(Dataset entries)
— Start —

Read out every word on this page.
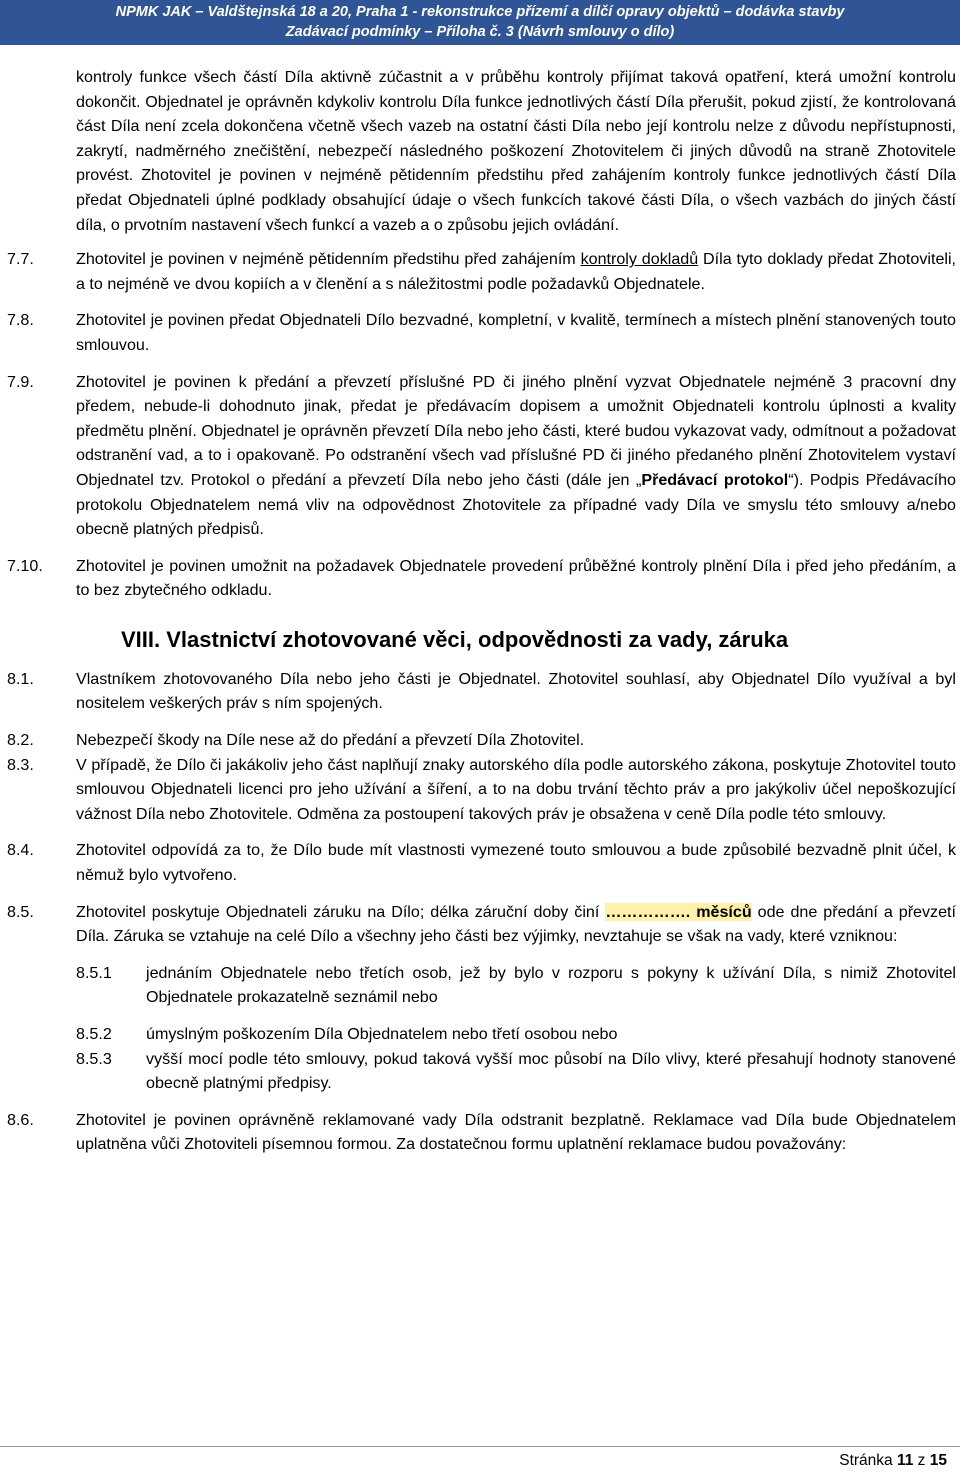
NPMK JAK – Valdštejnská 18 a 20, Praha 1 - rekonstrukce přízemí a dílčí opravy objektů – dodávka stavby
Zadávací podmínky – Příloha č. 3 (Návrh smlouvy o dílo)
kontroly funkce všech částí Díla aktivně zúčastnit a v průběhu kontroly přijímat taková opatření, která umožní kontrolu dokončit. Objednatel je oprávněn kdykoliv kontrolu Díla funkce jednotlivých částí Díla přerušit, pokud zjistí, že kontrolovaná část Díla není zcela dokončena včetně všech vazeb na ostatní části Díla nebo její kontrolu nelze z důvodu nepřístupnosti, zakrytí, nadměrného znečištění, nebezpečí následného poškození Zhotovitelem či jiných důvodů na straně Zhotovitele provést. Zhotovitel je povinen v nejméně pětidenním předstihu před zahájením kontroly funkce jednotlivých částí Díla předat Objednateli úplné podklady obsahující údaje o všech funkcích takové části Díla, o všech vazbách do jiných částí díla, o prvotním nastavení všech funkcí a vazeb a o způsobu jejich ovládání.
7.7.	Zhotovitel je povinen v nejméně pětidenním předstihu před zahájením kontroly dokladů Díla tyto doklady předat Zhotoviteli, a to nejméně ve dvou kopiích a v členění a s náležitostmi podle požadavků Objednatele.
7.8.	Zhotovitel je povinen předat Objednateli Dílo bezvadné, kompletní, v kvalitě, termínech a místech plnění stanovených touto smlouvou.
7.9.	Zhotovitel je povinen k předání a převzetí příslušné PD či jiného plnění vyzvat Objednatele nejméně 3 pracovní dny předem, nebude-li dohodnuto jinak, předat je předávacím dopisem a umožnit Objednateli kontrolu úplnosti a kvality předmětu plnění. Objednatel je oprávněn převzetí Díla nebo jeho části, které budou vykazovat vady, odmítnout a požadovat odstranění vad, a to i opakovaně. Po odstranění všech vad příslušné PD či jiného předaného plnění Zhotovitelem vystaví Objednatel tzv. Protokol o předání a převzetí Díla nebo jeho části (dále jen „Předávací protokol“). Podpis Předávacího protokolu Objednatelem nemá vliv na odpovědnost Zhotovitele za případné vady Díla ve smyslu této smlouvy a/nebo obecně platných předpisů.
7.10. Zhotovitel je povinen umožnit na požadavek Objednatele provedení průběžné kontroly plnění Díla i před jeho předáním, a to bez zbytečného odkladu.
VIII. Vlastnictví zhotovované věci, odpovědnosti za vady, záruka
8.1.	Vlastníkem zhotovovaného Díla nebo jeho části je Objednatel. Zhotovitel souhlasí, aby Objednatel Dílo využíval a byl nositelem veškerých práv s ním spojených.
8.2.	Nebezpečí škody na Díle nese až do předání a převzetí Díla Zhotovitel.
8.3.	V případě, že Dílo či jakákoliv jeho část naplňují znaky autorského díla podle autorského zákona, poskytuje Zhotovitel touto smlouvou Objednateli licenci pro jeho užívání a šíření, a to na dobu trvání těchto práv a pro jakýkoliv účel nepoškozující vážnost Díla nebo Zhotovitele. Odměna za postoupení takových práv je obsažena v ceně Díla podle této smlouvy.
8.4.	Zhotovitel odpovídá za to, že Dílo bude mít vlastnosti vymezené touto smlouvou a bude způsobilé bezvadně plnit účel, k němuž bylo vytvořeno.
8.5.	Zhotovitel poskytuje Objednateli záruku na Dílo; délka záruční doby činí ……………. měsíců ode dne předání a převzetí Díla. Záruka se vztahuje na celé Dílo a všechny jeho části bez výjimky, nevztahuje se však na vady, které vzniknou:
8.5.1 jednáním Objednatele nebo třetích osob, jež by bylo v rozporu s pokyny k užívání Díla, s nimiž Zhotovitel Objednatele prokazatelně seznámil nebo
8.5.2 úmyslným poškozením Díla Objednatelem nebo třetí osobou nebo
8.5.3 vyšší mocí podle této smlouvy, pokud taková vyšší moc působí na Dílo vlivy, které přesahují hodnoty stanovené obecně platnými předpisy.
8.6.	Zhotovitel je povinen oprávněně reklamované vady Díla odstranit bezplatně. Reklamace vad Díla bude Objednatelem uplatněna vůči Zhotoviteli písemnou formou. Za dostatečnou formu uplatnění reklamace budou považovány:
Stránka 11 z 15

— End —

### STATED TASK
Go through the data above and find the lines with the word "taková". Copy each of those lines.

### RESPONSE BELOW
kontroly funkce všech částí Díla aktivně zúčastnit a v průběhu kontroly přijímat taková opatření, která umožní kontrolu dokončit. Objednatel je oprávněn kdykoliv kontrolu Díla funkce jednotlivých částí Díla přerušit, pokud zjistí, že kontrolovaná část Díla není zcela dokončena včetně všech vazeb na ostatní části Díla nebo její kontrolu nelze z důvodu nepřístupnosti, zakrytí, nadměrného znečištění, nebezpečí následného poškození Zhotovitelem či jiných důvodů na straně Zhotovitele provést. Zhotovitel je povinen v nejméně pětidenním předstihu před zahájením kontroly funkce jednotlivých částí Díla předat Objednateli úplné podklady obsahující údaje o všech funkcích takové části Díla, o všech vazbách do jiných částí díla, o prvotním nastavení všech funkcí a vazeb a o způsobu jejich ovládání.
8.5.3 vyšší mocí podle této smlouvy, pokud taková vyšší moc působí na Dílo vlivy, které přesahují hodnoty stanovené obecně platnými předpisy.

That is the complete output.